**DOCUMENT**

++++++++

A month ago, the prognosis wasn’t so good, with Habitat for Humanity Thunder Bay well behind on its $100,000 raffle ticket sales and hoping to break even.

A last-minute rush saw all 6,000 outstanding tickets snapped up. Combined with a $20,000 donation from RBC announced on Thursday, and it won’t be long before the foundation is poured and the walls start going up on the Williams’s Johnson Street home.

Habitat for Humanity CEO Diane Mitchell couldn’t be happier, her tears of sorrow turned to tears of joy at the news.

“It is absolutely unbelievable. We can only say thank you. So many thank-yous need to be said, from the community that purchased the tickets to the community partners who sold tickets for us and helped promote it,” Mitchell said.

“We never in our wildest dreams expected that we would be able to purchase land and build a house this year. And we’re going to be able to accomplish both due to the fact that we have this wonderful $20,000 gift from RBC today.”

++++++++

**WRITTEN PROBLEM 1**
Repeat verbatim the lines of the entries starting at the line containing "- dim-label: 23.4: [9, 253, 13, 261]" and ending at the line containing "- dim-label: 100: [204, 312, 212, 318]", including both of those lines.

++++++++

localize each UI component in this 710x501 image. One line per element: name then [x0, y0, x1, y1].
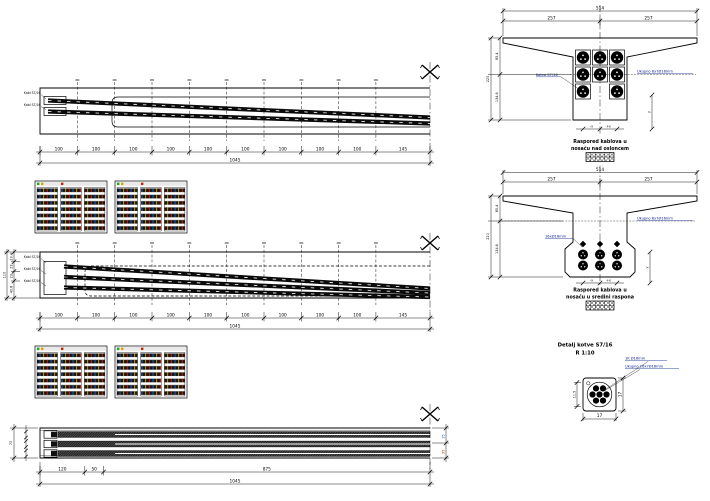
- dim-label: 23.4: [9, 253, 13, 261]
- leader-line: [41, 259, 46, 287]
- cross-section-over-support: 514 257 257 Ukupno 8x7Ø16mm Kotva S7/16 …: [486, 5, 699, 168]
- dim-label: 100: [279, 146, 287, 152]
- dim-label: 100: [167, 312, 175, 318]
- dim-label: 23: [9, 274, 13, 278]
- total-cables-label: Ukupno 8x7Ø16mm: [637, 216, 673, 221]
- dim-label: 35: [441, 434, 445, 438]
- dim-label: 100: [204, 312, 212, 318]
- axis-dimension: -x +x y: [576, 93, 654, 131]
- section-caption: Raspored kablova u: [573, 287, 627, 293]
- dim-label: 40.8: [9, 286, 13, 294]
- cable-leader-label: Kabl S7/16: [24, 103, 41, 107]
- section-caption: nosaču u sredini raspona: [566, 293, 634, 300]
- dim-label: 145: [399, 146, 407, 152]
- dim-label: 100: [167, 146, 175, 152]
- dim-label: 875: [263, 466, 271, 472]
- technical-drawing: Kabl S7/16 Kabl S7/16 100 100 100 100 10…: [0, 0, 710, 501]
- axis-label: y: [647, 111, 651, 113]
- axis-label: +x: [606, 278, 611, 282]
- dim-label: 100: [241, 146, 249, 152]
- strand-label: 1K Ø16mm: [625, 355, 646, 360]
- cable-band: [48, 101, 430, 124]
- cable-leader-label: Kabl S7/16: [24, 255, 41, 259]
- drawing-canvas: Kabl S7/16 Kabl S7/16 100 100 100 100 10…: [0, 0, 710, 501]
- dim-label: 100: [316, 312, 324, 318]
- dim-label: 100: [129, 312, 137, 318]
- dimension-chain: 120 50 875 1045: [36, 462, 434, 487]
- anchor-block: [44, 431, 57, 457]
- dim-label: 100: [241, 312, 249, 318]
- dim-label: 100: [279, 312, 287, 318]
- left-dimension-chain: 70: [9, 424, 38, 462]
- cable-band: [64, 267, 430, 298]
- dim-label: 100: [92, 312, 100, 318]
- dim-label: 257: [644, 15, 652, 21]
- cable-position-table: [35, 181, 107, 233]
- location-key-icon: [586, 153, 614, 162]
- dimension-chain: 100 100 100 100 100 100 100 100 100 145 …: [36, 312, 434, 332]
- axis-label: -x: [590, 278, 593, 282]
- total-cables-label: Ukupno 8x7Ø16mm: [637, 69, 673, 74]
- dim-label: 85.4: [495, 52, 499, 60]
- axis-label: +x: [606, 124, 611, 128]
- dim-label: 11.5: [572, 391, 576, 399]
- cross-section-midspan: 514 257 257 Ukupno 8x7Ø16mm 16xØ16mm 85.…: [486, 166, 699, 310]
- detail-title: Detalj kotve S7/16: [558, 343, 613, 349]
- plan-view: 70 35 35 120 50 875 1045: [9, 404, 449, 487]
- cable-position-table: [115, 346, 187, 398]
- dim-label: 100: [353, 312, 361, 318]
- left-dimension-chain: 85.4 134.6 220: [486, 36, 571, 122]
- dim-label: 23: [9, 264, 13, 268]
- dim-total-label: 1045: [230, 323, 241, 329]
- cable-leader-label: Kabl S7/16: [24, 91, 41, 95]
- dim-total-label: 1045: [230, 478, 241, 484]
- leader-line: [573, 238, 582, 247]
- location-key-icon: [586, 301, 614, 310]
- anchor-label: Kotva S7/16: [536, 73, 558, 77]
- dim-total-label: 220: [486, 233, 490, 239]
- cable-leader-label: Kabl S7/16: [24, 279, 41, 283]
- dim-label: 100: [129, 146, 137, 152]
- dim-total-label: 1045: [230, 157, 241, 163]
- strand-dots: [589, 385, 609, 403]
- dim-label: 17: [597, 413, 603, 419]
- dim-label: 257: [644, 176, 652, 182]
- dim-label: 120: [58, 466, 66, 472]
- grout-hole: [587, 382, 590, 385]
- section-caption: Raspored kablova u: [573, 139, 627, 145]
- cable-leader-label: Kabl S7/16: [24, 267, 41, 271]
- elevation-midspan-view: Kabl S7/16 Kabl S7/16 Kabl S7/16 23.4 23…: [2, 233, 439, 332]
- dimension-chain: 100 100 100 100 100 100 100 100 100 145 …: [36, 146, 434, 166]
- dim-label: 100: [92, 146, 100, 152]
- dim-label: 100: [353, 146, 361, 152]
- dim-label: 100: [55, 146, 63, 152]
- cable-position-table: [35, 346, 107, 398]
- section-caption: nosaču nad osloncem: [571, 145, 629, 152]
- dim-label: 257: [547, 15, 555, 21]
- right-dimension-chain: 35 35: [432, 424, 449, 462]
- detail-scale: R 1:10: [575, 351, 594, 357]
- dim-label: 134.6: [495, 244, 499, 254]
- dim-label: 100: [55, 312, 63, 318]
- dim-label: 100: [204, 146, 212, 152]
- axis-label: -x: [590, 124, 593, 128]
- dim-total-label: 220: [486, 76, 490, 82]
- dim-label: 134.6: [495, 92, 499, 102]
- total-strands-label: Ukupno 16x7Ø16mm: [625, 363, 664, 368]
- dim-label: 17: [617, 392, 623, 398]
- cable-duct-band: [58, 432, 430, 457]
- duct-label: 16xØ16mm: [545, 233, 567, 238]
- dim-total-label: 70: [9, 441, 13, 445]
- dim-label: 85.4: [495, 205, 499, 213]
- dim-label: 100: [316, 146, 324, 152]
- dim-label: 257: [547, 176, 555, 182]
- cable-position-table: [115, 181, 187, 233]
- dim-total-label: 110: [2, 272, 6, 278]
- dim-label: 35: [441, 450, 445, 454]
- elevation-over-support-view: Kabl S7/16 Kabl S7/16 100 100 100 100 10…: [24, 62, 440, 166]
- dim-label: 145: [399, 312, 407, 318]
- axis-label: y: [645, 266, 649, 268]
- dim-label: 50: [91, 466, 97, 472]
- anchor-detail: Detalj kotve S7/16 R 1:10 1K Ø16mm Ukupn…: [558, 343, 679, 422]
- anchor-block: [44, 262, 66, 295]
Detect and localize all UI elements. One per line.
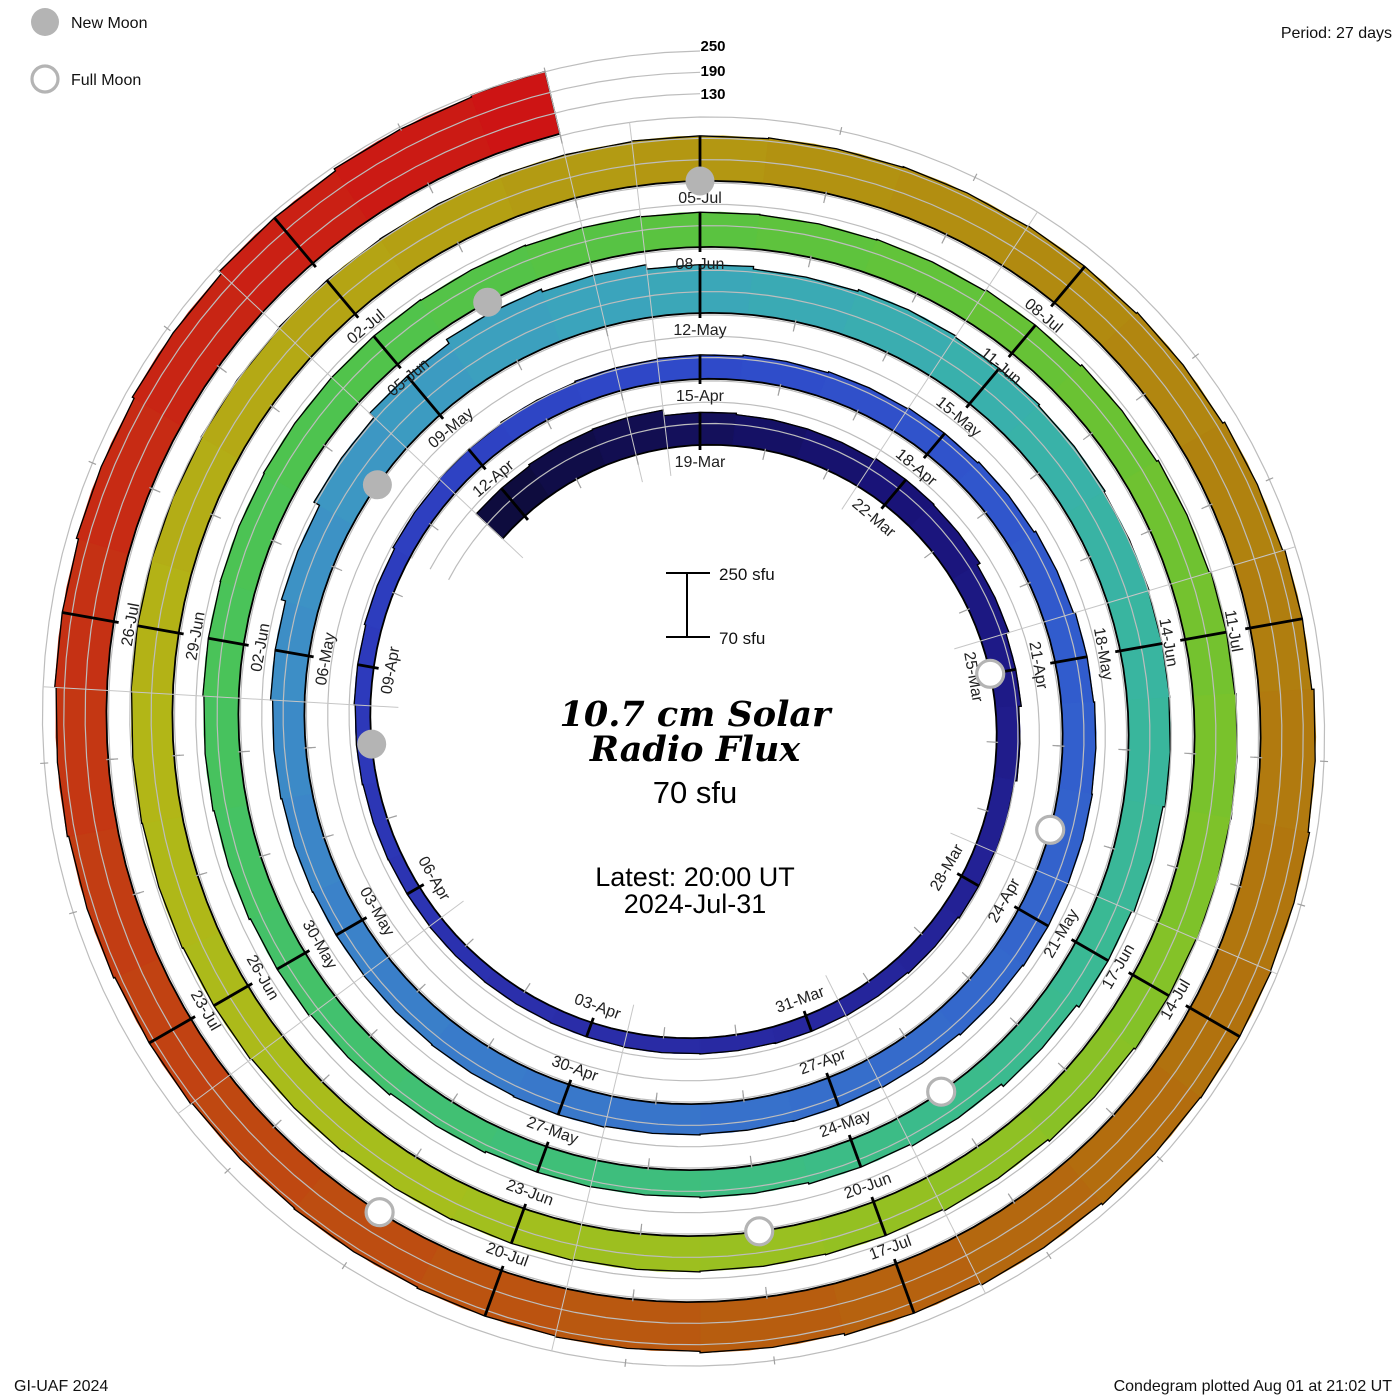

++++++++

**WRITTEN PROBLEM 2**
From the Habitat for Humanity article, reproduce verbatim the passage starting at "A last-minute rush" and ending at "Johnson Street home.".

**EXERCISE ANSWER 1**
- dim-label: 23.4: [9, 253, 13, 261]
- leader-line: [41, 259, 46, 287]
- cross-section-over-support: 514 257 257 Ukupno 8x7Ø16mm Kotva S7/16 …: [486, 5, 699, 168]
- dim-label: 100: [279, 146, 287, 152]
- dim-label: 100: [167, 312, 175, 318]
- dim-label: 23: [9, 274, 13, 278]
- total-cables-label: Ukupno 8x7Ø16mm: [637, 216, 673, 221]
- dim-label: 35: [441, 434, 445, 438]
- dim-label: 100: [204, 312, 212, 318]

**EXERCISE ANSWER 2**
A last-minute rush saw all 6,000 outstanding tickets snapped up. Combined with a $20,000 donation from RBC announced on Thursday, and it won’t be long before the foundation is poured and the walls start going up on the Williams’s Johnson Street home.